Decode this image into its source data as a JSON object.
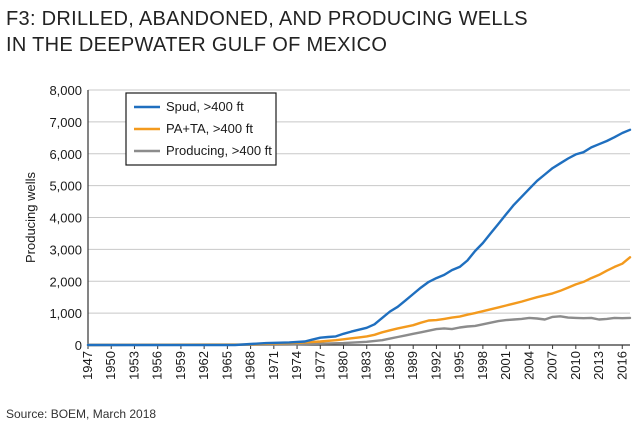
{
  "title_lines": [
    "F3: DRILLED, ABANDONED, AND PRODUCING WELLS",
    "IN THE DEEPWATER GULF OF MEXICO"
  ],
  "source": "Source: BOEM, March 2018",
  "chart_data": {
    "type": "line",
    "ylabel": "Producing wells",
    "xlabel": "",
    "ylim": [
      0,
      8000
    ],
    "yticks": [
      0,
      1000,
      2000,
      3000,
      4000,
      5000,
      6000,
      7000,
      8000
    ],
    "ytick_labels": [
      "0",
      "1,000",
      "2,000",
      "3,000",
      "4,000",
      "5,000",
      "6,000",
      "7,000",
      "8,000"
    ],
    "xlim": [
      1947,
      2017
    ],
    "xticks": [
      1947,
      1950,
      1953,
      1956,
      1959,
      1962,
      1965,
      1968,
      1971,
      1974,
      1977,
      1980,
      1983,
      1986,
      1989,
      1992,
      1995,
      1998,
      2001,
      2004,
      2007,
      2010,
      2013,
      2016
    ],
    "xtick_labels": [
      "1947",
      "1950",
      "1953",
      "1956",
      "1959",
      "1962",
      "1965",
      "1968",
      "1971",
      "1974",
      "1977",
      "1980",
      "1983",
      "1986",
      "1989",
      "1992",
      "1995",
      "1998",
      "2001",
      "2004",
      "2007",
      "2010",
      "2013",
      "2016"
    ],
    "legend_position": "top-left",
    "series": [
      {
        "name": "Spud, >400 ft",
        "color": "#1f6fbf",
        "x": [
          1947,
          1966,
          1968,
          1970,
          1973,
          1975,
          1976,
          1977,
          1978,
          1979,
          1980,
          1981,
          1982,
          1983,
          1984,
          1985,
          1986,
          1987,
          1988,
          1989,
          1990,
          1991,
          1992,
          1993,
          1994,
          1995,
          1996,
          1997,
          1998,
          1999,
          2000,
          2001,
          2002,
          2003,
          2004,
          2005,
          2006,
          2007,
          2008,
          2009,
          2010,
          2011,
          2012,
          2013,
          2014,
          2015,
          2016,
          2017
        ],
        "values": [
          0,
          0,
          30,
          60,
          80,
          110,
          170,
          230,
          250,
          270,
          350,
          420,
          480,
          540,
          650,
          850,
          1050,
          1200,
          1400,
          1600,
          1800,
          1980,
          2100,
          2200,
          2350,
          2450,
          2650,
          2950,
          3200,
          3500,
          3800,
          4100,
          4400,
          4650,
          4900,
          5150,
          5350,
          5550,
          5700,
          5850,
          5980,
          6050,
          6200,
          6300,
          6400,
          6520,
          6650,
          6750
        ]
      },
      {
        "name": "PA+TA, >400 ft",
        "color": "#f39a1e",
        "x": [
          1947,
          1968,
          1970,
          1973,
          1975,
          1977,
          1979,
          1980,
          1981,
          1982,
          1983,
          1984,
          1985,
          1986,
          1987,
          1988,
          1989,
          1990,
          1991,
          1992,
          1993,
          1994,
          1995,
          1996,
          1997,
          1998,
          1999,
          2000,
          2001,
          2002,
          2003,
          2004,
          2005,
          2006,
          2007,
          2008,
          2009,
          2010,
          2011,
          2012,
          2013,
          2014,
          2015,
          2016,
          2017
        ],
        "values": [
          0,
          20,
          40,
          60,
          80,
          110,
          150,
          180,
          210,
          240,
          270,
          320,
          400,
          460,
          520,
          570,
          620,
          700,
          770,
          780,
          820,
          860,
          890,
          950,
          1000,
          1060,
          1120,
          1180,
          1240,
          1300,
          1360,
          1430,
          1500,
          1560,
          1620,
          1700,
          1800,
          1900,
          1980,
          2100,
          2200,
          2330,
          2450,
          2550,
          2750
        ]
      },
      {
        "name": "Producing, >400 ft",
        "color": "#8c8c8c",
        "x": [
          1947,
          1968,
          1973,
          1977,
          1980,
          1983,
          1985,
          1986,
          1987,
          1988,
          1989,
          1990,
          1991,
          1992,
          1993,
          1994,
          1995,
          1996,
          1997,
          1998,
          1999,
          2000,
          2001,
          2002,
          2003,
          2004,
          2005,
          2006,
          2007,
          2008,
          2009,
          2010,
          2011,
          2012,
          2013,
          2014,
          2015,
          2016,
          2017
        ],
        "values": [
          0,
          10,
          20,
          40,
          60,
          100,
          150,
          200,
          250,
          300,
          350,
          400,
          450,
          500,
          520,
          500,
          550,
          580,
          600,
          650,
          700,
          750,
          780,
          800,
          820,
          850,
          830,
          800,
          880,
          900,
          860,
          850,
          840,
          850,
          800,
          820,
          850,
          840,
          850
        ]
      }
    ]
  }
}
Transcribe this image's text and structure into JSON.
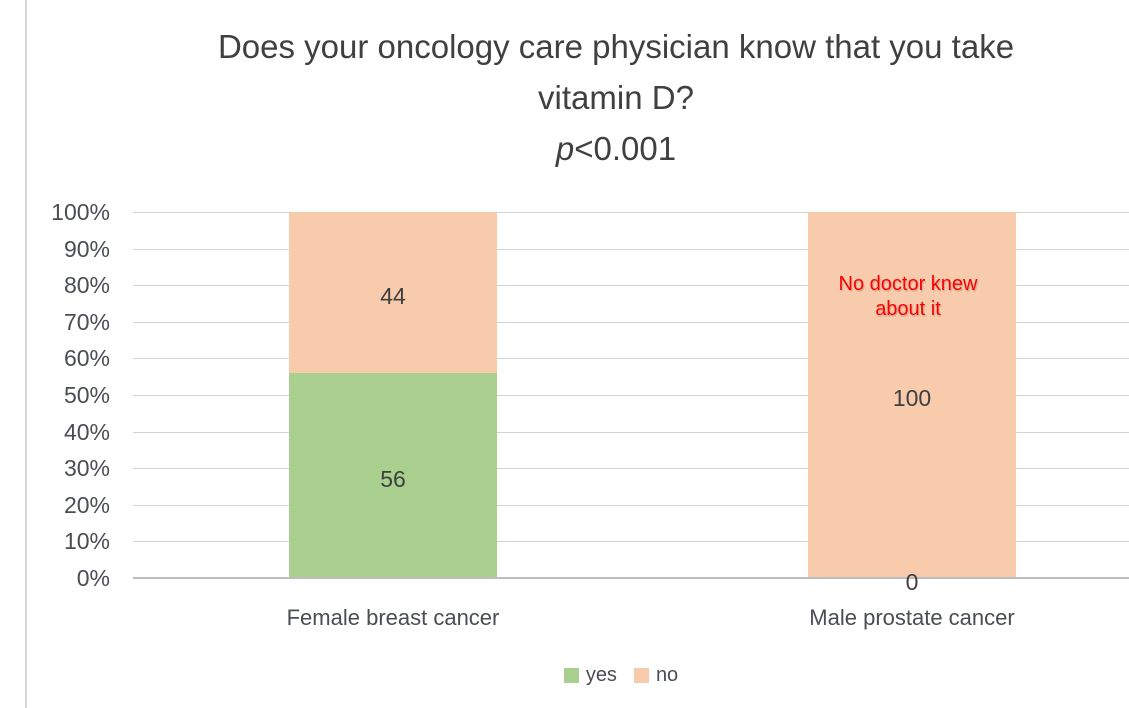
{
  "chart_data": {
    "type": "bar",
    "stacked": true,
    "orientation": "vertical",
    "title_lines": [
      "Does your oncology care physician know that you take",
      "vitamin D?"
    ],
    "stat_note": {
      "symbol": "p",
      "comparison": "<0.001"
    },
    "categories": [
      "Female breast cancer",
      "Male prostate cancer"
    ],
    "series": [
      {
        "name": "yes",
        "color": "#a9d08e",
        "values": [
          56,
          0
        ]
      },
      {
        "name": "no",
        "color": "#f8cbad",
        "values": [
          44,
          100
        ]
      }
    ],
    "data_labels": [
      "56",
      "44",
      "0",
      "100"
    ],
    "annotation": {
      "lines": [
        "No doctor knew",
        "about it"
      ],
      "color": "#ff0000",
      "category_index": 1
    },
    "y_axis": {
      "min": 0,
      "max": 100,
      "tick_step": 10,
      "ticks": [
        "0%",
        "10%",
        "20%",
        "30%",
        "40%",
        "50%",
        "60%",
        "70%",
        "80%",
        "90%",
        "100%"
      ]
    },
    "legend": {
      "position": "bottom",
      "entries": [
        "yes",
        "no"
      ]
    },
    "grid": true,
    "colors": {
      "gridline": "#d3d3d3",
      "axis_line": "#bdbdbd",
      "title_text": "#404040",
      "tick_text": "#4a4d52",
      "data_label_text": "#3f3f3f"
    }
  }
}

## OBJECTIVE
Leave the pictures out, and reproduce only the lines from the line holding "Transcribe this image's" through the last line of the material, both included.

## RESPONSE TO THIS EXERCISE
Transcribe this image's text and structure into JSON.
{
  "chart_data": {
    "type": "bar",
    "stacked": true,
    "orientation": "vertical",
    "title_lines": [
      "Does your oncology care physician know that you take",
      "vitamin D?"
    ],
    "stat_note": {
      "symbol": "p",
      "comparison": "<0.001"
    },
    "categories": [
      "Female breast cancer",
      "Male prostate cancer"
    ],
    "series": [
      {
        "name": "yes",
        "color": "#a9d08e",
        "values": [
          56,
          0
        ]
      },
      {
        "name": "no",
        "color": "#f8cbad",
        "values": [
          44,
          100
        ]
      }
    ],
    "data_labels": [
      "56",
      "44",
      "0",
      "100"
    ],
    "annotation": {
      "lines": [
        "No doctor knew",
        "about it"
      ],
      "color": "#ff0000",
      "category_index": 1
    },
    "y_axis": {
      "min": 0,
      "max": 100,
      "tick_step": 10,
      "ticks": [
        "0%",
        "10%",
        "20%",
        "30%",
        "40%",
        "50%",
        "60%",
        "70%",
        "80%",
        "90%",
        "100%"
      ]
    },
    "legend": {
      "position": "bottom",
      "entries": [
        "yes",
        "no"
      ]
    },
    "grid": true,
    "colors": {
      "gridline": "#d3d3d3",
      "axis_line": "#bdbdbd",
      "title_text": "#404040",
      "tick_text": "#4a4d52",
      "data_label_text": "#3f3f3f"
    }
  }
}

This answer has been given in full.